**Your instructions:** Write out exactly the lines from the one containing "Give me a plain-text" through the last line of the records below, including both.

[Saved entries]
%%

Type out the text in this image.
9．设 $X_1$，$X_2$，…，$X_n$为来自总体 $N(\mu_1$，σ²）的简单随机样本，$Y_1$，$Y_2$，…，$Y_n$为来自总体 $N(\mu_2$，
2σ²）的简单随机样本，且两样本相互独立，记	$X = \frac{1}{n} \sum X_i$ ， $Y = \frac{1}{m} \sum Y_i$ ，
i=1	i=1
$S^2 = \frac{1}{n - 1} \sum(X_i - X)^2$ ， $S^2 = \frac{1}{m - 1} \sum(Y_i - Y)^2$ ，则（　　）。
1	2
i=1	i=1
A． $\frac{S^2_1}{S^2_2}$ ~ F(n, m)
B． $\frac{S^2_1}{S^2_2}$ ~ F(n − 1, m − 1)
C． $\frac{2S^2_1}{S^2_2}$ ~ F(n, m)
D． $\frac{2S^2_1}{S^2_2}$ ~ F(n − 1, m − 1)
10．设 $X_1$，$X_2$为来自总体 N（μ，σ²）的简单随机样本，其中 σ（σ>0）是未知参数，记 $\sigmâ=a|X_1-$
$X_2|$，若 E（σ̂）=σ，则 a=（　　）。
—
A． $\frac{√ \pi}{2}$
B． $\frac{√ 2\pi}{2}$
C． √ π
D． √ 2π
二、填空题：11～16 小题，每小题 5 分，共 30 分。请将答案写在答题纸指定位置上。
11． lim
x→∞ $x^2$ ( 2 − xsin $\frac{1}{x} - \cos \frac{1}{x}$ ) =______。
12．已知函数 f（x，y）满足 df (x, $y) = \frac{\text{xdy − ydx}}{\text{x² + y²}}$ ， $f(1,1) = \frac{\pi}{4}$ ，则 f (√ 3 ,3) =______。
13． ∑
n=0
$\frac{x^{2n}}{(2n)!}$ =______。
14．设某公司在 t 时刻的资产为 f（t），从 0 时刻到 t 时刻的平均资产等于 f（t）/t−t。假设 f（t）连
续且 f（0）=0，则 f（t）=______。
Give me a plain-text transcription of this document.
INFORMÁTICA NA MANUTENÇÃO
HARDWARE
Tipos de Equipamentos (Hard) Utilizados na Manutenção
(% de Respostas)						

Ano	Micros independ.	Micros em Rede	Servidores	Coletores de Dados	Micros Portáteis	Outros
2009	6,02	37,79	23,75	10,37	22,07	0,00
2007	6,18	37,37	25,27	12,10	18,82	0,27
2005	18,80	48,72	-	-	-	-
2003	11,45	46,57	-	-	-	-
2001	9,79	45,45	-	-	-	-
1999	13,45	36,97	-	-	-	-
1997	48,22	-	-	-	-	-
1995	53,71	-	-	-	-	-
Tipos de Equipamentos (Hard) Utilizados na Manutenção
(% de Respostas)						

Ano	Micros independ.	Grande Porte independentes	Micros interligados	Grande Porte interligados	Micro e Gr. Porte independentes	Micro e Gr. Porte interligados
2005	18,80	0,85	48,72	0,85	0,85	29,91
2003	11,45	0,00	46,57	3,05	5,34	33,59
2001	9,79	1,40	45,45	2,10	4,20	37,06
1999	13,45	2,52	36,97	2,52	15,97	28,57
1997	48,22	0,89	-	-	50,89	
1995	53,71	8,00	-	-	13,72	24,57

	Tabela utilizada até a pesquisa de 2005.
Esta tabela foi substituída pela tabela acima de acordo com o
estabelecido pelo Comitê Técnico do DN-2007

%%

**Exercise solution:**
Give me a plain-text transcription of this document.
INFORMÁTICA NA MANUTENÇÃO
HARDWARE
Tipos de Equipamentos (Hard) Utilizados na Manutenção
(% de Respostas)						

Ano	Micros independ.	Micros em Rede	Servidores	Coletores de Dados	Micros Portáteis	Outros
2009	6,02	37,79	23,75	10,37	22,07	0,00
2007	6,18	37,37	25,27	12,10	18,82	0,27
2005	18,80	48,72	-	-	-	-
2003	11,45	46,57	-	-	-	-
2001	9,79	45,45	-	-	-	-
1999	13,45	36,97	-	-	-	-
1997	48,22	-	-	-	-	-
1995	53,71	-	-	-	-	-
Tipos de Equipamentos (Hard) Utilizados na Manutenção
(% de Respostas)						

Ano	Micros independ.	Grande Porte independentes	Micros interligados	Grande Porte interligados	Micro e Gr. Porte independentes	Micro e Gr. Porte interligados
2005	18,80	0,85	48,72	0,85	0,85	29,91
2003	11,45	0,00	46,57	3,05	5,34	33,59
2001	9,79	1,40	45,45	2,10	4,20	37,06
1999	13,45	2,52	36,97	2,52	15,97	28,57
1997	48,22	0,89	-	-	50,89	
1995	53,71	8,00	-	-	13,72	24,57

	Tabela utilizada até a pesquisa de 2005.
Esta tabela foi substituída pela tabela acima de acordo com o
estabelecido pelo Comitê Técnico do DN-2007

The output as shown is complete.